▶ The task: Output the records exactly as they appear, with no pictures included.

# START OF Input rows

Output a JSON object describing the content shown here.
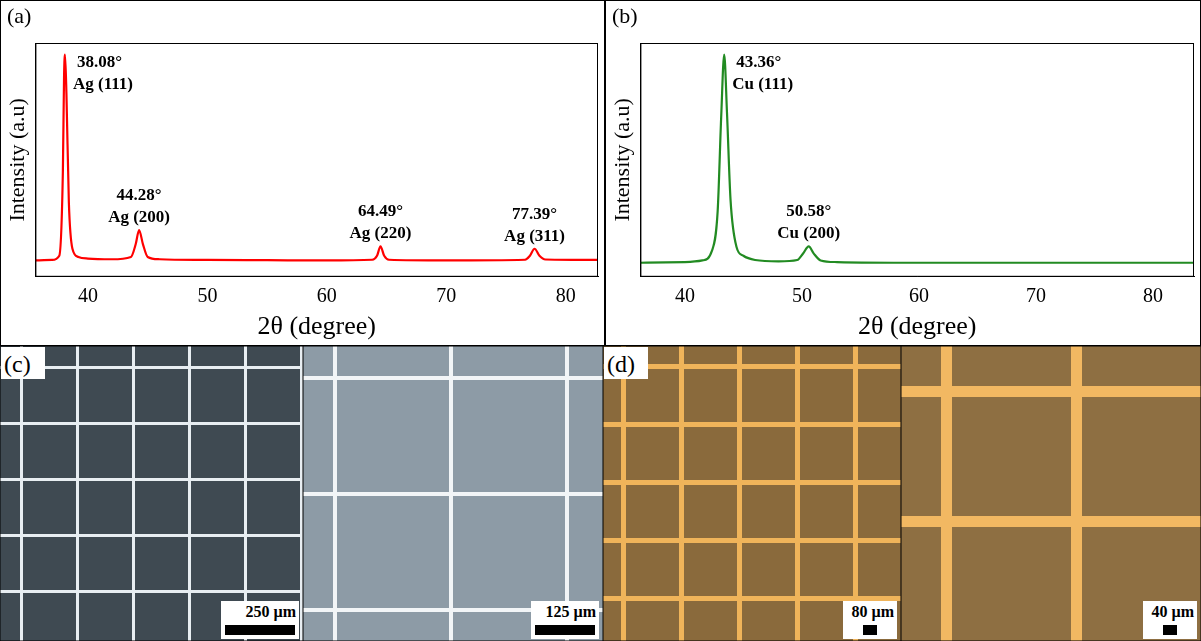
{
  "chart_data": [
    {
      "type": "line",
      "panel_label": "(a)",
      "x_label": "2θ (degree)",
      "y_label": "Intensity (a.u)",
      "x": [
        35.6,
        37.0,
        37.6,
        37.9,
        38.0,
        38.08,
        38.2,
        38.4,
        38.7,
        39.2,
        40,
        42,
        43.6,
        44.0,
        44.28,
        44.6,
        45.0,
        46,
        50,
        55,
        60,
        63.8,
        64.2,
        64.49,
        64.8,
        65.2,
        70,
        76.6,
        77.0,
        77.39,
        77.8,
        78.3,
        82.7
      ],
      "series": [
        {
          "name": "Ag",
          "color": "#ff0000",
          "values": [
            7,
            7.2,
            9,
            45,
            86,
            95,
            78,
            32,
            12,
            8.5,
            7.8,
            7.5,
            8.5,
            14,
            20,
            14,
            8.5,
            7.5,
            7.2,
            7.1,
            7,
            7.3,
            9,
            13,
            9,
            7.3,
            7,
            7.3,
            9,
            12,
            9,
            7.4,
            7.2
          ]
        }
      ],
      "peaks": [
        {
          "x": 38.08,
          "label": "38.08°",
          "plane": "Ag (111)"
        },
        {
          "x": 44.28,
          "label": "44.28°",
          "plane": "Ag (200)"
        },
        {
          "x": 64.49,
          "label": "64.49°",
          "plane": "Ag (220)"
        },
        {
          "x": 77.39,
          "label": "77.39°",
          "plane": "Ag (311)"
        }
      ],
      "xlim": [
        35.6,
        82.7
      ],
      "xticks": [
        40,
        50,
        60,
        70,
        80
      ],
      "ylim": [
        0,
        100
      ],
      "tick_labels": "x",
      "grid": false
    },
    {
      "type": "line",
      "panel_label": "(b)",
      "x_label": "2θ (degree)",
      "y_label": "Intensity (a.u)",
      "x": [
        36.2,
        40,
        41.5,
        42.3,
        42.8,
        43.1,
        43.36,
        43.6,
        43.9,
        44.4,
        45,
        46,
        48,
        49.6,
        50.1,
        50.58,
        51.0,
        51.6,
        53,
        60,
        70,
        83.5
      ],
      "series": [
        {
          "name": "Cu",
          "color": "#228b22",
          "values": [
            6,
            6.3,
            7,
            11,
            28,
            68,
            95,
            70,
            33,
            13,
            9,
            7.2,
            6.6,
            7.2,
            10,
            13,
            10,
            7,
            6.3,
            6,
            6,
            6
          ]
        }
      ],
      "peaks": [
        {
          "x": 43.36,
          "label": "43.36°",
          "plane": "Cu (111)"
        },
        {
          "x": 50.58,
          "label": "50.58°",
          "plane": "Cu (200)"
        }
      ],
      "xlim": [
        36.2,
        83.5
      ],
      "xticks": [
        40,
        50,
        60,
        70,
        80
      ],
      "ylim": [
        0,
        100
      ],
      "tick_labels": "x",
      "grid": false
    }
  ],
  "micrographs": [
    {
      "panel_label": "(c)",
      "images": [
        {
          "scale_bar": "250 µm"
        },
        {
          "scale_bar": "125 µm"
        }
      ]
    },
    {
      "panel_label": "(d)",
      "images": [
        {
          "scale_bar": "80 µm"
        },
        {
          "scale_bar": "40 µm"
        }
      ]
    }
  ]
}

# END OF Input rows

▶ Reply:
Output a JSON object describing the content shown here.
{
  "chart_data": [
    {
      "type": "line",
      "panel_label": "(a)",
      "x_label": "2θ (degree)",
      "y_label": "Intensity (a.u)",
      "x": [
        35.6,
        37.0,
        37.6,
        37.9,
        38.0,
        38.08,
        38.2,
        38.4,
        38.7,
        39.2,
        40,
        42,
        43.6,
        44.0,
        44.28,
        44.6,
        45.0,
        46,
        50,
        55,
        60,
        63.8,
        64.2,
        64.49,
        64.8,
        65.2,
        70,
        76.6,
        77.0,
        77.39,
        77.8,
        78.3,
        82.7
      ],
      "series": [
        {
          "name": "Ag",
          "color": "#ff0000",
          "values": [
            7,
            7.2,
            9,
            45,
            86,
            95,
            78,
            32,
            12,
            8.5,
            7.8,
            7.5,
            8.5,
            14,
            20,
            14,
            8.5,
            7.5,
            7.2,
            7.1,
            7,
            7.3,
            9,
            13,
            9,
            7.3,
            7,
            7.3,
            9,
            12,
            9,
            7.4,
            7.2
          ]
        }
      ],
      "peaks": [
        {
          "x": 38.08,
          "label": "38.08°",
          "plane": "Ag (111)"
        },
        {
          "x": 44.28,
          "label": "44.28°",
          "plane": "Ag (200)"
        },
        {
          "x": 64.49,
          "label": "64.49°",
          "plane": "Ag (220)"
        },
        {
          "x": 77.39,
          "label": "77.39°",
          "plane": "Ag (311)"
        }
      ],
      "xlim": [
        35.6,
        82.7
      ],
      "xticks": [
        40,
        50,
        60,
        70,
        80
      ],
      "ylim": [
        0,
        100
      ],
      "tick_labels": "x",
      "grid": false
    },
    {
      "type": "line",
      "panel_label": "(b)",
      "x_label": "2θ (degree)",
      "y_label": "Intensity (a.u)",
      "x": [
        36.2,
        40,
        41.5,
        42.3,
        42.8,
        43.1,
        43.36,
        43.6,
        43.9,
        44.4,
        45,
        46,
        48,
        49.6,
        50.1,
        50.58,
        51.0,
        51.6,
        53,
        60,
        70,
        83.5
      ],
      "series": [
        {
          "name": "Cu",
          "color": "#228b22",
          "values": [
            6,
            6.3,
            7,
            11,
            28,
            68,
            95,
            70,
            33,
            13,
            9,
            7.2,
            6.6,
            7.2,
            10,
            13,
            10,
            7,
            6.3,
            6,
            6,
            6
          ]
        }
      ],
      "peaks": [
        {
          "x": 43.36,
          "label": "43.36°",
          "plane": "Cu (111)"
        },
        {
          "x": 50.58,
          "label": "50.58°",
          "plane": "Cu (200)"
        }
      ],
      "xlim": [
        36.2,
        83.5
      ],
      "xticks": [
        40,
        50,
        60,
        70,
        80
      ],
      "ylim": [
        0,
        100
      ],
      "tick_labels": "x",
      "grid": false
    }
  ],
  "micrographs": [
    {
      "panel_label": "(c)",
      "images": [
        {
          "scale_bar": "250 µm"
        },
        {
          "scale_bar": "125 µm"
        }
      ]
    },
    {
      "panel_label": "(d)",
      "images": [
        {
          "scale_bar": "80 µm"
        },
        {
          "scale_bar": "40 µm"
        }
      ]
    }
  ]
}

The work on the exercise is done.